*** RECORDS SHOWN

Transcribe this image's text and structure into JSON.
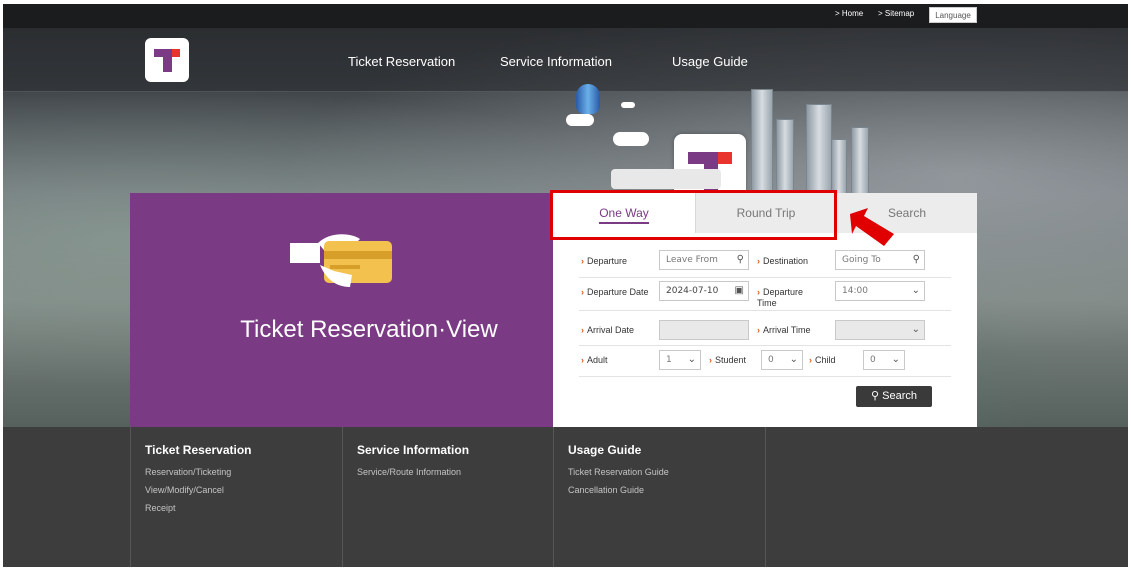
{
  "utility": {
    "home": "> Home",
    "sitemap": "> Sitemap",
    "language": "Language"
  },
  "nav": {
    "items": [
      "Ticket Reservation",
      "Service Information",
      "Usage Guide"
    ]
  },
  "hero": {
    "title": "Ticket Reservation·View"
  },
  "tabs": {
    "one_way": "One Way",
    "round_trip": "Round Trip",
    "search": "Search"
  },
  "form": {
    "departure_label": "Departure",
    "departure_placeholder": "Leave From",
    "destination_label": "Destination",
    "destination_placeholder": "Going To",
    "departure_date_label": "Departure Date",
    "departure_date_value": "2024-07-10",
    "departure_time_label": "Departure Time",
    "departure_time_value": "14:00",
    "arrival_date_label": "Arrival Date",
    "arrival_time_label": "Arrival Time",
    "adult_label": "Adult",
    "adult_value": "1",
    "student_label": "Student",
    "student_value": "0",
    "child_label": "Child",
    "child_value": "0",
    "search_button": "Search"
  },
  "footer": {
    "columns": [
      {
        "heading": "Ticket Reservation",
        "links": [
          "Reservation/Ticketing",
          "View/Modify/Cancel",
          "Receipt"
        ]
      },
      {
        "heading": "Service Information",
        "links": [
          "Service/Route Information"
        ]
      },
      {
        "heading": "Usage Guide",
        "links": [
          "Ticket Reservation Guide",
          "Cancellation Guide"
        ]
      }
    ]
  },
  "colors": {
    "brand_purple": "#7a3a84",
    "highlight_red": "#e00000",
    "footer_bg": "#3d3d3d"
  },
  "icons": [
    "logo-icon",
    "search-icon",
    "calendar-icon",
    "chevron-down-icon",
    "card-hand-icon",
    "red-arrow-icon"
  ]
}
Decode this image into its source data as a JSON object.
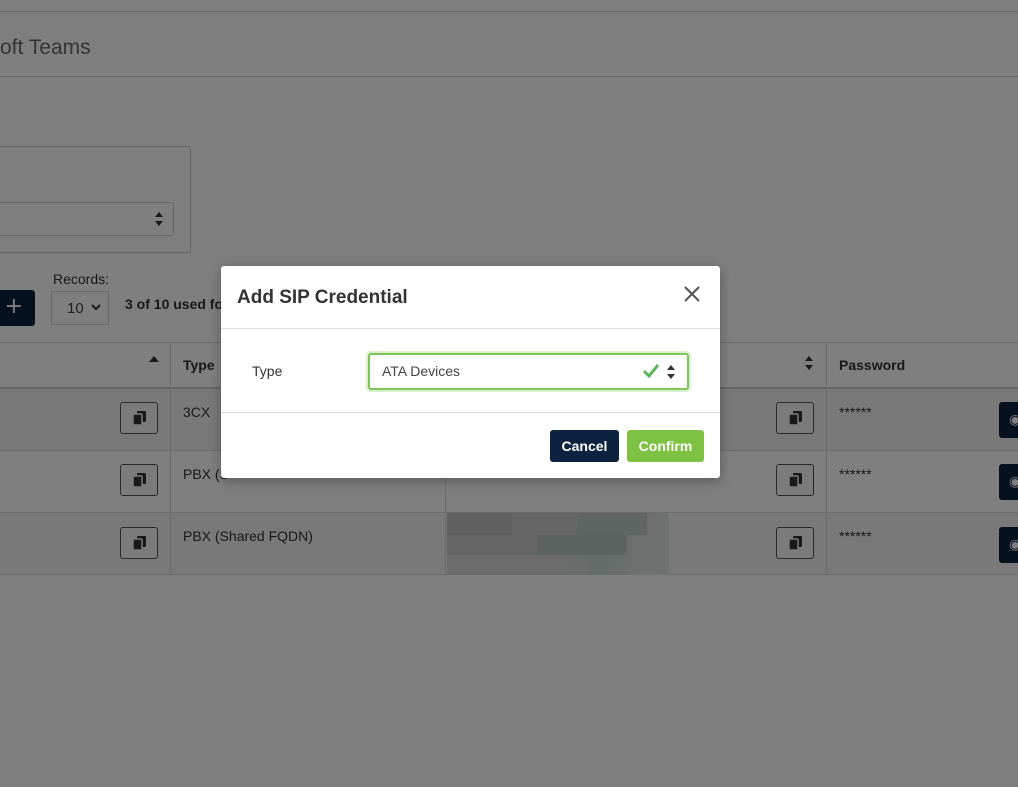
{
  "page": {
    "title": "oft Teams"
  },
  "toolbar": {
    "add_label": "+",
    "records_label": "Records:",
    "records_value": "10",
    "used_text": "3 of 10 used fo"
  },
  "table": {
    "headers": {
      "type": "Type",
      "password": "Password"
    },
    "rows": [
      {
        "type": "3CX",
        "password": "******"
      },
      {
        "type": "PBX (S",
        "password": "******"
      },
      {
        "type": "PBX (Shared FQDN)",
        "password": "******"
      }
    ]
  },
  "modal": {
    "title": "Add SIP Credential",
    "type_label": "Type",
    "type_value": "ATA Devices",
    "cancel_label": "Cancel",
    "confirm_label": "Confirm"
  },
  "colors": {
    "navy": "#0c2340",
    "green": "#7dc242",
    "valid_border": "#7dc65a"
  },
  "icons": [
    "close-icon",
    "check-icon",
    "sort-arrows-icon",
    "copy-icon",
    "eye-icon",
    "chevron-down-icon",
    "plus-icon"
  ]
}
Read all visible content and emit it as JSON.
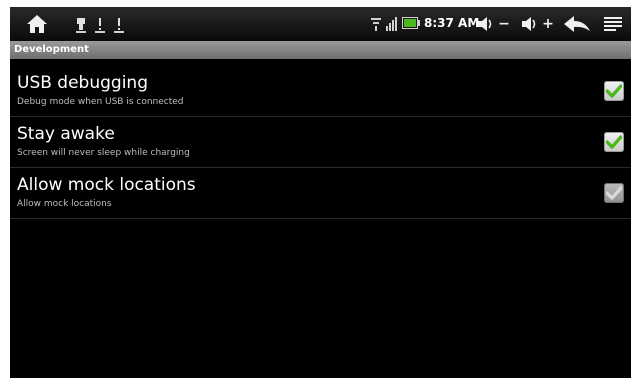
{
  "status_bar": {
    "time": "8:37 AM",
    "icons": {
      "home": "home-icon",
      "notifications": [
        "usb-notification-icon",
        "warning-notification-icon",
        "warning-notification-icon"
      ],
      "wifi": "wifi-icon",
      "signal": "signal-icon",
      "battery": "battery-icon",
      "volume_down": "volume-down-icon",
      "volume_up": "volume-up-icon",
      "back": "back-icon",
      "menu": "menu-icon"
    },
    "labels": {
      "vol_down_sign": "−",
      "vol_up_sign": "+"
    }
  },
  "category": {
    "title": "Development"
  },
  "preferences": [
    {
      "title": "USB debugging",
      "summary": "Debug mode when USB is connected",
      "checked": true,
      "enabled": true
    },
    {
      "title": "Stay awake",
      "summary": "Screen will never sleep while charging",
      "checked": true,
      "enabled": true
    },
    {
      "title": "Allow mock locations",
      "summary": "Allow mock locations",
      "checked": true,
      "enabled": false
    }
  ],
  "colors": {
    "background": "#000000",
    "check_green": "#4cb81e",
    "check_disabled": "#d8d8d8",
    "category_bg": "#7f7f7f"
  }
}
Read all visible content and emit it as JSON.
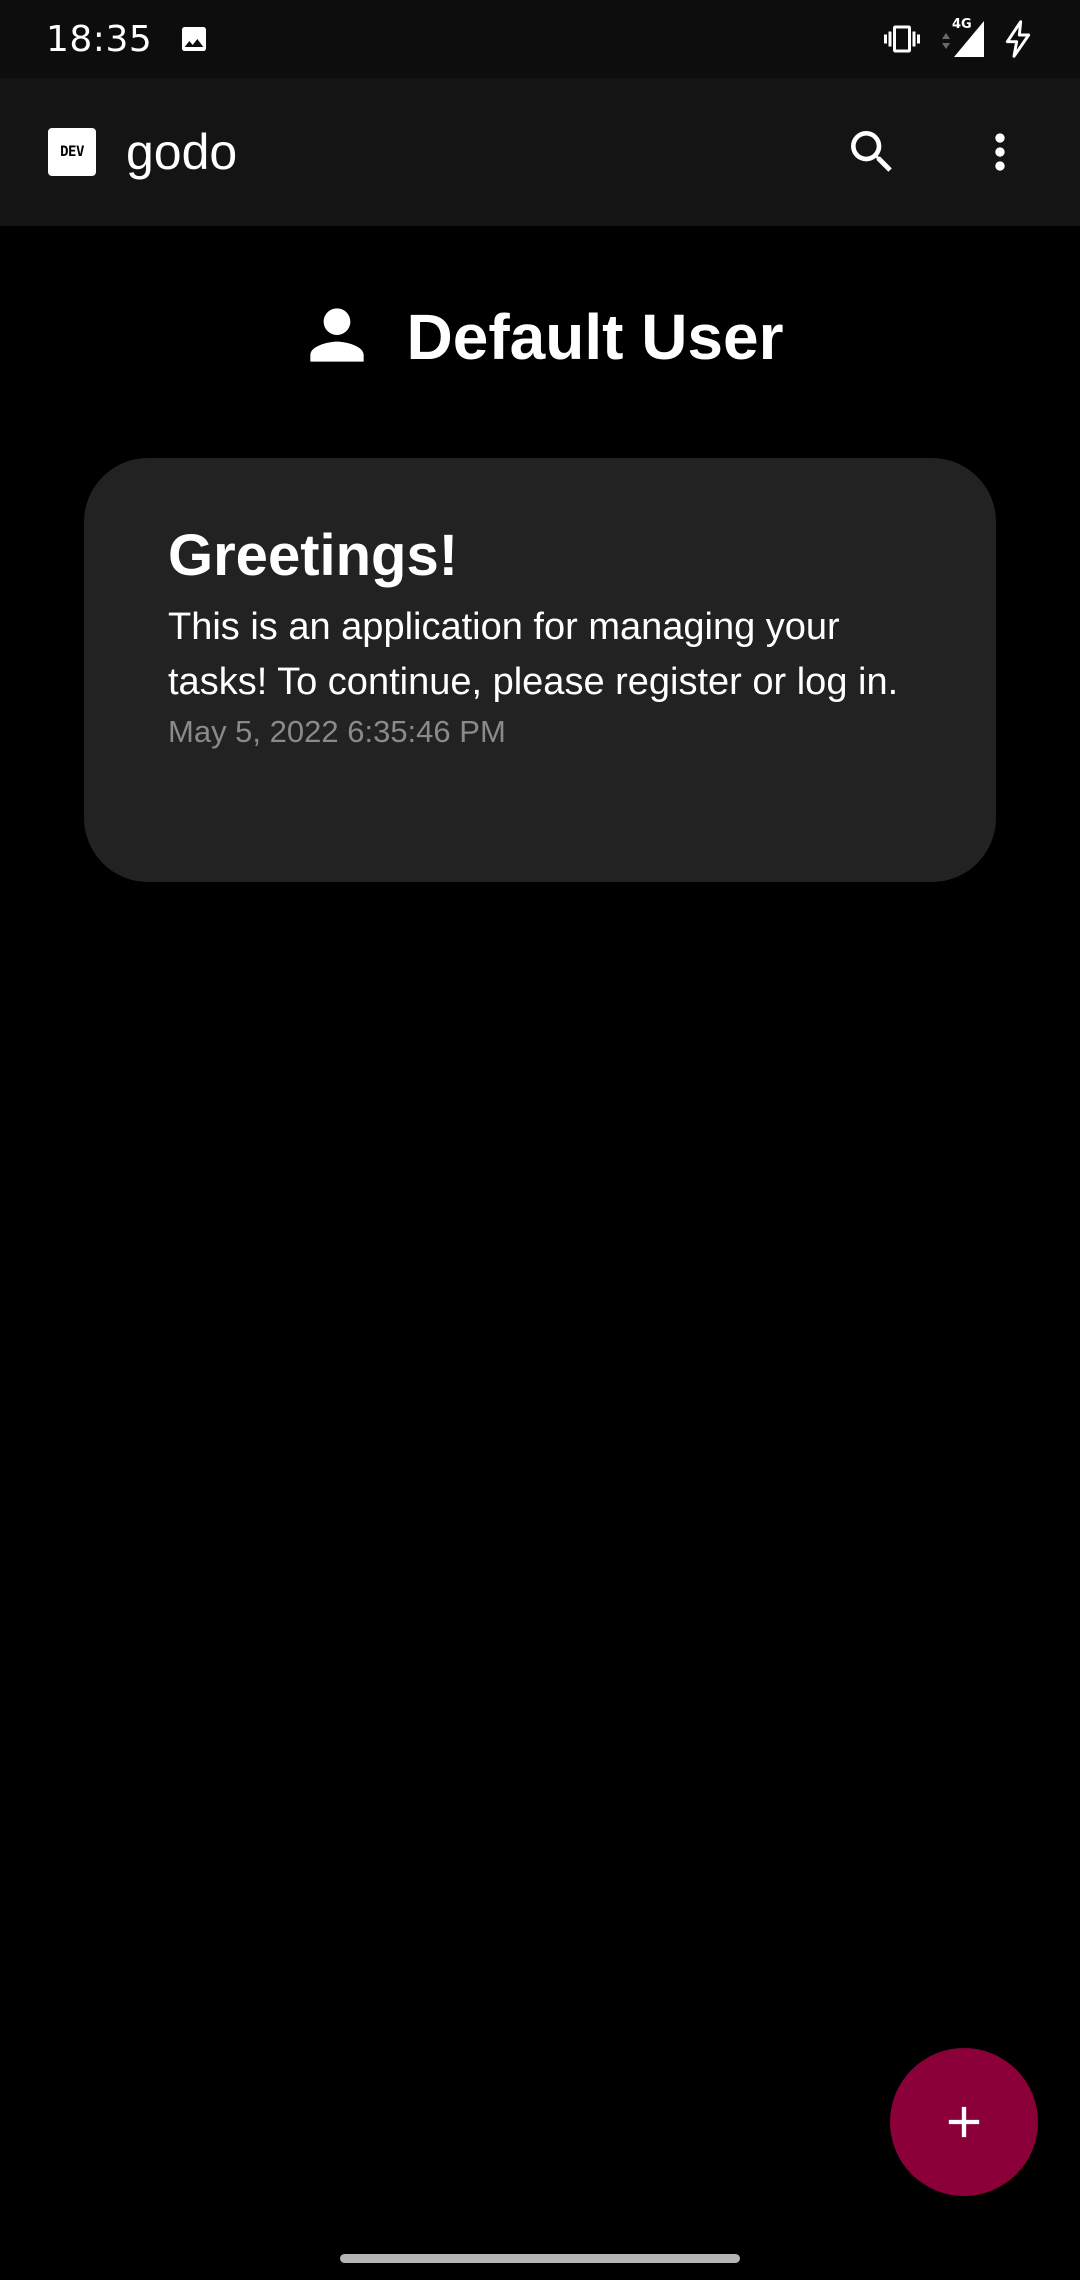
{
  "status_bar": {
    "time": "18:35",
    "network_label": "4G",
    "icons": [
      "image-icon",
      "vibrate-icon",
      "signal-icon",
      "charging-icon"
    ]
  },
  "app_bar": {
    "badge_label": "DEV",
    "title": "godo",
    "icons": [
      "search-icon",
      "more-vert-icon"
    ]
  },
  "user": {
    "name": "Default User",
    "icon": "person-icon"
  },
  "card": {
    "title": "Greetings!",
    "body": "This is an application for managing your tasks! To continue, please register or log in.",
    "date": "May 5, 2022 6:35:46 PM"
  },
  "fab": {
    "icon": "plus-icon",
    "color": "#8b0038"
  },
  "colors": {
    "background": "#000000",
    "app_bar": "#141414",
    "card": "#222222",
    "accent": "#8b0038",
    "muted_text": "#8a8a8a"
  }
}
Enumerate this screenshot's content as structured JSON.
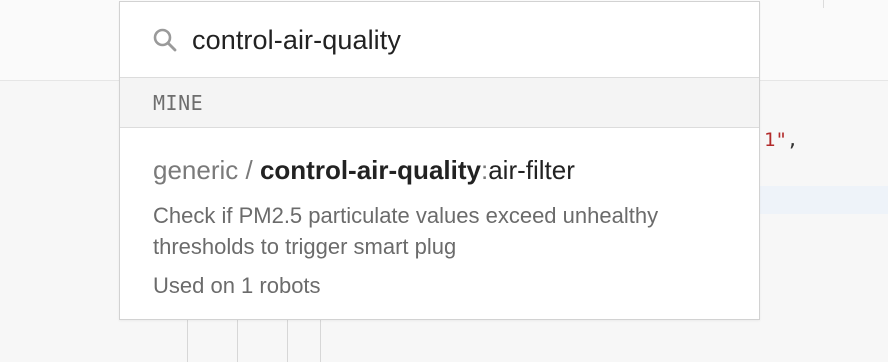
{
  "search": {
    "value": "control-air-quality",
    "icon": "search-icon"
  },
  "section": {
    "label": "MINE"
  },
  "result": {
    "namespace": "generic",
    "separator": " / ",
    "module": "control-air-quality",
    "colon": ":",
    "model": "air-filter",
    "description": "Check if PM2.5 particulate values exceed unhealthy thresholds to trigger smart plug",
    "usage": "Used on 1 robots"
  },
  "background": {
    "code_string_fragment": "1\"",
    "code_punct": ","
  },
  "colors": {
    "string": "#b22a2a",
    "accent_highlight": "#eef3f9"
  }
}
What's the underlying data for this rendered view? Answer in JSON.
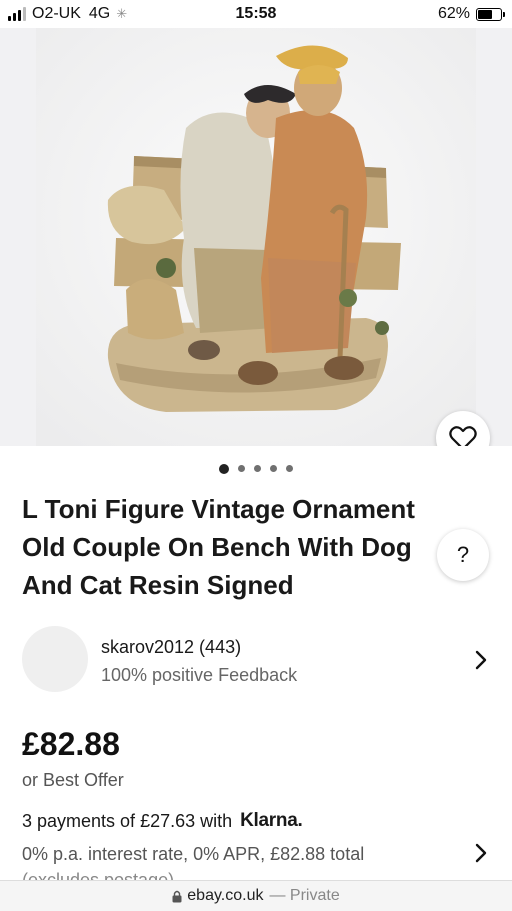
{
  "status_bar": {
    "carrier": "O2-UK",
    "network": "4G",
    "loading_glyph": "✳",
    "time": "15:58",
    "battery": "62%",
    "battery_level": 0.62
  },
  "gallery": {
    "image_count": 5,
    "active_index": 0,
    "favorite_icon": "heart-icon"
  },
  "listing": {
    "title": "L Toni Figure Vintage Ornament Old Couple On Bench With Dog And Cat Resin Signed",
    "help_label": "?"
  },
  "seller": {
    "name": "skarov2012 (443)",
    "feedback": "100% positive Feedback"
  },
  "price": {
    "amount": "£82.88",
    "best_offer": "or Best Offer",
    "payments_text": "3 payments of £27.63 with",
    "klarna": "Klarna.",
    "interest": "0% p.a. interest rate, 0% APR, £82.88 total",
    "postage_note": "(excludes postage)"
  },
  "browser": {
    "url": "ebay.co.uk",
    "mode": "— Private",
    "lock_icon": "lock-icon"
  }
}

******

▶ TASK:
Using the records above, output their complete text exactly, minus any images.

▶ RESPONSE BELOW:
Transcribe this image's text and structure into JSON.
{
  "utility": {
    "home": "> Home",
    "sitemap": "> Sitemap",
    "language": "Language"
  },
  "nav": {
    "items": [
      "Ticket Reservation",
      "Service Information",
      "Usage Guide"
    ]
  },
  "hero": {
    "title": "Ticket Reservation·View"
  },
  "tabs": {
    "one_way": "One Way",
    "round_trip": "Round Trip",
    "search": "Search"
  },
  "form": {
    "departure_label": "Departure",
    "departure_placeholder": "Leave From",
    "destination_label": "Destination",
    "destination_placeholder": "Going To",
    "departure_date_label": "Departure Date",
    "departure_date_value": "2024-07-10",
    "departure_time_label": "Departure Time",
    "departure_time_value": "14:00",
    "arrival_date_label": "Arrival Date",
    "arrival_time_label": "Arrival Time",
    "adult_label": "Adult",
    "adult_value": "1",
    "student_label": "Student",
    "student_value": "0",
    "child_label": "Child",
    "child_value": "0",
    "search_button": "Search"
  },
  "footer": {
    "columns": [
      {
        "heading": "Ticket Reservation",
        "links": [
          "Reservation/Ticketing",
          "View/Modify/Cancel",
          "Receipt"
        ]
      },
      {
        "heading": "Service Information",
        "links": [
          "Service/Route Information"
        ]
      },
      {
        "heading": "Usage Guide",
        "links": [
          "Ticket Reservation Guide",
          "Cancellation Guide"
        ]
      }
    ]
  },
  "colors": {
    "brand_purple": "#7a3a84",
    "highlight_red": "#e00000",
    "footer_bg": "#3d3d3d"
  },
  "icons": [
    "logo-icon",
    "search-icon",
    "calendar-icon",
    "chevron-down-icon",
    "card-hand-icon",
    "red-arrow-icon"
  ]
}
Decode this image into its source data as a JSON object.
{
  "page": {
    "title": "oft Teams"
  },
  "toolbar": {
    "add_label": "+",
    "records_label": "Records:",
    "records_value": "10",
    "used_text": "3 of 10 used fo"
  },
  "table": {
    "headers": {
      "type": "Type",
      "password": "Password"
    },
    "rows": [
      {
        "type": "3CX",
        "password": "******"
      },
      {
        "type": "PBX (S",
        "password": "******"
      },
      {
        "type": "PBX (Shared FQDN)",
        "password": "******"
      }
    ]
  },
  "modal": {
    "title": "Add SIP Credential",
    "type_label": "Type",
    "type_value": "ATA Devices",
    "cancel_label": "Cancel",
    "confirm_label": "Confirm"
  },
  "colors": {
    "navy": "#0c2340",
    "green": "#7dc242",
    "valid_border": "#7dc65a"
  },
  "icons": [
    "close-icon",
    "check-icon",
    "sort-arrows-icon",
    "copy-icon",
    "eye-icon",
    "chevron-down-icon",
    "plus-icon"
  ]
}
Read all visible content and emit it as JSON.
{
  "status_bar": {
    "time": "8:37 AM",
    "icons": {
      "home": "home-icon",
      "notifications": [
        "usb-notification-icon",
        "warning-notification-icon",
        "warning-notification-icon"
      ],
      "wifi": "wifi-icon",
      "signal": "signal-icon",
      "battery": "battery-icon",
      "volume_down": "volume-down-icon",
      "volume_up": "volume-up-icon",
      "back": "back-icon",
      "menu": "menu-icon"
    },
    "labels": {
      "vol_down_sign": "−",
      "vol_up_sign": "+"
    }
  },
  "category": {
    "title": "Development"
  },
  "preferences": [
    {
      "title": "USB debugging",
      "summary": "Debug mode when USB is connected",
      "checked": true,
      "enabled": true
    },
    {
      "title": "Stay awake",
      "summary": "Screen will never sleep while charging",
      "checked": true,
      "enabled": true
    },
    {
      "title": "Allow mock locations",
      "summary": "Allow mock locations",
      "checked": true,
      "enabled": false
    }
  ],
  "colors": {
    "background": "#000000",
    "check_green": "#4cb81e",
    "check_disabled": "#d8d8d8",
    "category_bg": "#7f7f7f"
  }
}
Read all visible content and emit it as JSON.
{
  "status_bar": {
    "time": "18:35",
    "network_label": "4G",
    "icons": [
      "image-icon",
      "vibrate-icon",
      "signal-icon",
      "charging-icon"
    ]
  },
  "app_bar": {
    "badge_label": "DEV",
    "title": "godo",
    "icons": [
      "search-icon",
      "more-vert-icon"
    ]
  },
  "user": {
    "name": "Default User",
    "icon": "person-icon"
  },
  "card": {
    "title": "Greetings!",
    "body": "This is an application for managing your tasks! To continue, please register or log in.",
    "date": "May 5, 2022 6:35:46 PM"
  },
  "fab": {
    "icon": "plus-icon",
    "color": "#8b0038"
  },
  "colors": {
    "background": "#000000",
    "app_bar": "#141414",
    "card": "#222222",
    "accent": "#8b0038",
    "muted_text": "#8a8a8a"
  }
}
Enumerate this screenshot's content as structured JSON.
{
  "search": {
    "value": "control-air-quality",
    "icon": "search-icon"
  },
  "section": {
    "label": "MINE"
  },
  "result": {
    "namespace": "generic",
    "separator": " / ",
    "module": "control-air-quality",
    "colon": ":",
    "model": "air-filter",
    "description": "Check if PM2.5 particulate values exceed unhealthy thresholds to trigger smart plug",
    "usage": "Used on 1 robots"
  },
  "background": {
    "code_string_fragment": "1\"",
    "code_punct": ","
  },
  "colors": {
    "string": "#b22a2a",
    "accent_highlight": "#eef3f9"
  }
}
What's the underlying data for this rendered view? Answer in JSON.
{
  "status_bar": {
    "carrier": "O2-UK",
    "network": "4G",
    "loading_glyph": "✳",
    "time": "15:58",
    "battery": "62%",
    "battery_level": 0.62
  },
  "gallery": {
    "image_count": 5,
    "active_index": 0,
    "favorite_icon": "heart-icon"
  },
  "listing": {
    "title": "L Toni Figure Vintage Ornament Old Couple On Bench With Dog And Cat Resin Signed",
    "help_label": "?"
  },
  "seller": {
    "name": "skarov2012 (443)",
    "feedback": "100% positive Feedback"
  },
  "price": {
    "amount": "£82.88",
    "best_offer": "or Best Offer",
    "payments_text": "3 payments of £27.63 with",
    "klarna": "Klarna.",
    "interest": "0% p.a. interest rate, 0% APR, £82.88 total",
    "postage_note": "(excludes postage)"
  },
  "browser": {
    "url": "ebay.co.uk",
    "mode": "— Private",
    "lock_icon": "lock-icon"
  }
}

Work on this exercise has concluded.